▶ **DO THIS**: All of the entries need to be written out again, exactly as they are.

Dataset rows about figures:
_ _ _

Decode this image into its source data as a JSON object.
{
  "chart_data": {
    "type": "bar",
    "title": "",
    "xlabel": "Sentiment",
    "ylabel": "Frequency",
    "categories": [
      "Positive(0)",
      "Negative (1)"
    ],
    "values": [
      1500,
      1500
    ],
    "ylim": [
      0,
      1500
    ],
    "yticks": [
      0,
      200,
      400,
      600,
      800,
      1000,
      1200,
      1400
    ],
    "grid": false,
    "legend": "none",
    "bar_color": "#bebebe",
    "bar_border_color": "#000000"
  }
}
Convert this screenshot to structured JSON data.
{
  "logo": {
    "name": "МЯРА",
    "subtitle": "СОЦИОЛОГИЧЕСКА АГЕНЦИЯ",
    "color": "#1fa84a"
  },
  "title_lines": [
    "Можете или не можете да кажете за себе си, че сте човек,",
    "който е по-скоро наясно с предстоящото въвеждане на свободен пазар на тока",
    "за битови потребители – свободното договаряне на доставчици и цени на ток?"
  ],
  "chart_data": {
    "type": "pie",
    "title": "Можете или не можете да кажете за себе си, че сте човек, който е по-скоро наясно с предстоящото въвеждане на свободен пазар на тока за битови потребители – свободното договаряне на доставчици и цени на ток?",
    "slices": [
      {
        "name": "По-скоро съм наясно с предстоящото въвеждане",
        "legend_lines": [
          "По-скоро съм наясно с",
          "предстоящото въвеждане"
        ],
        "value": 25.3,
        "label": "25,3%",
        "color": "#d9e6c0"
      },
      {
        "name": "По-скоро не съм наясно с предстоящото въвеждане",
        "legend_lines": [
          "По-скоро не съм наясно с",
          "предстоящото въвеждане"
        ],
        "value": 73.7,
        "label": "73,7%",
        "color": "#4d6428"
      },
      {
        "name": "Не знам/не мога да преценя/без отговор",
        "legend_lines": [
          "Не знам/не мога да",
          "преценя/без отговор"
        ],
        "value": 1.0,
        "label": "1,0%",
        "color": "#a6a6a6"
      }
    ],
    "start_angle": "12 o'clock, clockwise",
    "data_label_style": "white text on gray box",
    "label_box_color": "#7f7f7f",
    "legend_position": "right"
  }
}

_ _ _

▶ **ANSWER FOR THIS EXERCISE**:
Decode this image into its source data as a JSON object.
{
  "chart_data": {
    "type": "bar",
    "title": "",
    "xlabel": "Sentiment",
    "ylabel": "Frequency",
    "categories": [
      "Positive(0)",
      "Negative (1)"
    ],
    "values": [
      1500,
      1500
    ],
    "ylim": [
      0,
      1500
    ],
    "yticks": [
      0,
      200,
      400,
      600,
      800,
      1000,
      1200,
      1400
    ],
    "grid": false,
    "legend": "none",
    "bar_color": "#bebebe",
    "bar_border_color": "#000000"
  }
}
Convert this screenshot to structured JSON data.
{
  "logo": {
    "name": "МЯРА",
    "subtitle": "СОЦИОЛОГИЧЕСКА АГЕНЦИЯ",
    "color": "#1fa84a"
  },
  "title_lines": [
    "Можете или не можете да кажете за себе си, че сте човек,",
    "който е по-скоро наясно с предстоящото въвеждане на свободен пазар на тока",
    "за битови потребители – свободното договаряне на доставчици и цени на ток?"
  ],
  "chart_data": {
    "type": "pie",
    "title": "Можете или не можете да кажете за себе си, че сте човек, който е по-скоро наясно с предстоящото въвеждане на свободен пазар на тока за битови потребители – свободното договаряне на доставчици и цени на ток?",
    "slices": [
      {
        "name": "По-скоро съм наясно с предстоящото въвеждане",
        "legend_lines": [
          "По-скоро съм наясно с",
          "предстоящото въвеждане"
        ],
        "value": 25.3,
        "label": "25,3%",
        "color": "#d9e6c0"
      },
      {
        "name": "По-скоро не съм наясно с предстоящото въвеждане",
        "legend_lines": [
          "По-скоро не съм наясно с",
          "предстоящото въвеждане"
        ],
        "value": 73.7,
        "label": "73,7%",
        "color": "#4d6428"
      },
      {
        "name": "Не знам/не мога да преценя/без отговор",
        "legend_lines": [
          "Не знам/не мога да",
          "преценя/без отговор"
        ],
        "value": 1.0,
        "label": "1,0%",
        "color": "#a6a6a6"
      }
    ],
    "start_angle": "12 o'clock, clockwise",
    "data_label_style": "white text on gray box",
    "label_box_color": "#7f7f7f",
    "legend_position": "right"
  }
}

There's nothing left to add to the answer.